(Saved data entries)
◇ ◇ ◇

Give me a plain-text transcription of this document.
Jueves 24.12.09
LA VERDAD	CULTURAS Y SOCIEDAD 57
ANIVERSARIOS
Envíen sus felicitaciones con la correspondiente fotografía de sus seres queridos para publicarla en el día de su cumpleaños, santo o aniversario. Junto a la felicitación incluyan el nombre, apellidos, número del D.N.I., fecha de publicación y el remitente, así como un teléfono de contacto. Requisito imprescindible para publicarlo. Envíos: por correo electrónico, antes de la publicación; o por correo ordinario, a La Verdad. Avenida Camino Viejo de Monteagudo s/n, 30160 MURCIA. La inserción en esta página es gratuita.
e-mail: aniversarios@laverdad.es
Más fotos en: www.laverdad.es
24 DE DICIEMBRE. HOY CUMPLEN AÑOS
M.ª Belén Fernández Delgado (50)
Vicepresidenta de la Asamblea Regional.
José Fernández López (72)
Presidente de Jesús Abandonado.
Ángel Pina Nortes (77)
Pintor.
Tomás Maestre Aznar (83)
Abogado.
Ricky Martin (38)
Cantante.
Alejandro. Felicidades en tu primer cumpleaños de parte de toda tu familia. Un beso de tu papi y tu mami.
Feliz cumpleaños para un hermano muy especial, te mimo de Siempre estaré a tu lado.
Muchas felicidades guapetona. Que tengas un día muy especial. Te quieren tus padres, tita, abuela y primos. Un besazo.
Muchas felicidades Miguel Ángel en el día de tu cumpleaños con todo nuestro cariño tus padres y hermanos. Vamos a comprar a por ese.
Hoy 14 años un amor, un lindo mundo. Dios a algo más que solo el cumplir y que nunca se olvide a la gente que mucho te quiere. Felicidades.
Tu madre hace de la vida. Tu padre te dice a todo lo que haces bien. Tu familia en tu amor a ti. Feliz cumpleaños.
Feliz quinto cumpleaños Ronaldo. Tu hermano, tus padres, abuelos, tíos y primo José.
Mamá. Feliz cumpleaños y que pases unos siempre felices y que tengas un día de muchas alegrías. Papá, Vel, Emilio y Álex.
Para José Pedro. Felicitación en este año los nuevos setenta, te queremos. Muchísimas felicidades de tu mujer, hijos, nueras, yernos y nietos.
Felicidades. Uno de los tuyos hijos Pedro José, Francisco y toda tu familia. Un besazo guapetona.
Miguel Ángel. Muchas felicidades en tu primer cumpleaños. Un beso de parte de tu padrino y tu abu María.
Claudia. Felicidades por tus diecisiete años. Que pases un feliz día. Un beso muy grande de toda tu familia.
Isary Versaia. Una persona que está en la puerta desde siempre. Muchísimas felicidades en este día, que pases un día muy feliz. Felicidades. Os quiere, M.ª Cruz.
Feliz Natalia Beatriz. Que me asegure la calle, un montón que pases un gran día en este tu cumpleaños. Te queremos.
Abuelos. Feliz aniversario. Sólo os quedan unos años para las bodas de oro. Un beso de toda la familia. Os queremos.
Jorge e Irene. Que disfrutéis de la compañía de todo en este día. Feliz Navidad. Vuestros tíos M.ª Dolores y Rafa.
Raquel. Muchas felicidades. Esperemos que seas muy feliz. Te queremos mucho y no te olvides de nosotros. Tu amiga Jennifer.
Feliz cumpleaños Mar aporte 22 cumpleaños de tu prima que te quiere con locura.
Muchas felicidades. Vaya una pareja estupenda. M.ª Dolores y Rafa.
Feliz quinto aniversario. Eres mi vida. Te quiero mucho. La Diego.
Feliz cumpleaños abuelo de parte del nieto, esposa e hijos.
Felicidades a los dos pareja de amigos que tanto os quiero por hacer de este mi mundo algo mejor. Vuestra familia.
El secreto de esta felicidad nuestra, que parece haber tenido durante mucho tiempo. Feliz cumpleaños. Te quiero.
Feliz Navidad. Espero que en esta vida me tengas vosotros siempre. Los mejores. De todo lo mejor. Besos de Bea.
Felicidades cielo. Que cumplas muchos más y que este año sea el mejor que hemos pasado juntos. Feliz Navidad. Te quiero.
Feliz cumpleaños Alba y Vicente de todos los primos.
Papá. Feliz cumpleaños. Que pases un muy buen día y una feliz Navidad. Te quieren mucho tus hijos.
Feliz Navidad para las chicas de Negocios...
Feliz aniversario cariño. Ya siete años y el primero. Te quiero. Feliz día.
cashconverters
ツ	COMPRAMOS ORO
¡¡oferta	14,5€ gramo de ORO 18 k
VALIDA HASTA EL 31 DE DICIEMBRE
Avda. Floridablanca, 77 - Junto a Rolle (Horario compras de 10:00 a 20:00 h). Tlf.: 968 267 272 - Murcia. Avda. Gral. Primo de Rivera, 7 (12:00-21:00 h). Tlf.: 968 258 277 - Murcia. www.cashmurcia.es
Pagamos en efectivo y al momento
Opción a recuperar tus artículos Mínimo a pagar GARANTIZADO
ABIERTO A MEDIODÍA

◇ ◇ ◇

Directions for this task: Copy the records above exactly as they appear.

Reply:
Give me a plain-text transcription of this document.
Jueves 24.12.09
LA VERDAD	CULTURAS Y SOCIEDAD 57
ANIVERSARIOS
Envíen sus felicitaciones con la correspondiente fotografía de sus seres queridos para publicarla en el día de su cumpleaños, santo o aniversario. Junto a la felicitación incluyan el nombre, apellidos, número del D.N.I., fecha de publicación y el remitente, así como un teléfono de contacto. Requisito imprescindible para publicarlo. Envíos: por correo electrónico, antes de la publicación; o por correo ordinario, a La Verdad. Avenida Camino Viejo de Monteagudo s/n, 30160 MURCIA. La inserción en esta página es gratuita.
e-mail: aniversarios@laverdad.es
Más fotos en: www.laverdad.es
24 DE DICIEMBRE. HOY CUMPLEN AÑOS
M.ª Belén Fernández Delgado (50)
Vicepresidenta de la Asamblea Regional.
José Fernández López (72)
Presidente de Jesús Abandonado.
Ángel Pina Nortes (77)
Pintor.
Tomás Maestre Aznar (83)
Abogado.
Ricky Martin (38)
Cantante.
Alejandro. Felicidades en tu primer cumpleaños de parte de toda tu familia. Un beso de tu papi y tu mami.
Feliz cumpleaños para un hermano muy especial, te mimo de Siempre estaré a tu lado.
Muchas felicidades guapetona. Que tengas un día muy especial. Te quieren tus padres, tita, abuela y primos. Un besazo.
Muchas felicidades Miguel Ángel en el día de tu cumpleaños con todo nuestro cariño tus padres y hermanos. Vamos a comprar a por ese.
Hoy 14 años un amor, un lindo mundo. Dios a algo más que solo el cumplir y que nunca se olvide a la gente que mucho te quiere. Felicidades.
Tu madre hace de la vida. Tu padre te dice a todo lo que haces bien. Tu familia en tu amor a ti. Feliz cumpleaños.
Feliz quinto cumpleaños Ronaldo. Tu hermano, tus padres, abuelos, tíos y primo José.
Mamá. Feliz cumpleaños y que pases unos siempre felices y que tengas un día de muchas alegrías. Papá, Vel, Emilio y Álex.
Para José Pedro. Felicitación en este año los nuevos setenta, te queremos. Muchísimas felicidades de tu mujer, hijos, nueras, yernos y nietos.
Felicidades. Uno de los tuyos hijos Pedro José, Francisco y toda tu familia. Un besazo guapetona.
Miguel Ángel. Muchas felicidades en tu primer cumpleaños. Un beso de parte de tu padrino y tu abu María.
Claudia. Felicidades por tus diecisiete años. Que pases un feliz día. Un beso muy grande de toda tu familia.
Isary Versaia. Una persona que está en la puerta desde siempre. Muchísimas felicidades en este día, que pases un día muy feliz. Felicidades. Os quiere, M.ª Cruz.
Feliz Natalia Beatriz. Que me asegure la calle, un montón que pases un gran día en este tu cumpleaños. Te queremos.
Abuelos. Feliz aniversario. Sólo os quedan unos años para las bodas de oro. Un beso de toda la familia. Os queremos.
Jorge e Irene. Que disfrutéis de la compañía de todo en este día. Feliz Navidad. Vuestros tíos M.ª Dolores y Rafa.
Raquel. Muchas felicidades. Esperemos que seas muy feliz. Te queremos mucho y no te olvides de nosotros. Tu amiga Jennifer.
Feliz cumpleaños Mar aporte 22 cumpleaños de tu prima que te quiere con locura.
Muchas felicidades. Vaya una pareja estupenda. M.ª Dolores y Rafa.
Feliz quinto aniversario. Eres mi vida. Te quiero mucho. La Diego.
Feliz cumpleaños abuelo de parte del nieto, esposa e hijos.
Felicidades a los dos pareja de amigos que tanto os quiero por hacer de este mi mundo algo mejor. Vuestra familia.
El secreto de esta felicidad nuestra, que parece haber tenido durante mucho tiempo. Feliz cumpleaños. Te quiero.
Feliz Navidad. Espero que en esta vida me tengas vosotros siempre. Los mejores. De todo lo mejor. Besos de Bea.
Felicidades cielo. Que cumplas muchos más y que este año sea el mejor que hemos pasado juntos. Feliz Navidad. Te quiero.
Feliz cumpleaños Alba y Vicente de todos los primos.
Papá. Feliz cumpleaños. Que pases un muy buen día y una feliz Navidad. Te quieren mucho tus hijos.
Feliz Navidad para las chicas de Negocios...
Feliz aniversario cariño. Ya siete años y el primero. Te quiero. Feliz día.
cashconverters
ツ	COMPRAMOS ORO
¡¡oferta	14,5€ gramo de ORO 18 k
VALIDA HASTA EL 31 DE DICIEMBRE
Avda. Floridablanca, 77 - Junto a Rolle (Horario compras de 10:00 a 20:00 h). Tlf.: 968 267 272 - Murcia. Avda. Gral. Primo de Rivera, 7 (12:00-21:00 h). Tlf.: 968 258 277 - Murcia. www.cashmurcia.es
Pagamos en efectivo y al momento
Opción a recuperar tus artículos Mínimo a pagar GARANTIZADO
ABIERTO A MEDIODÍA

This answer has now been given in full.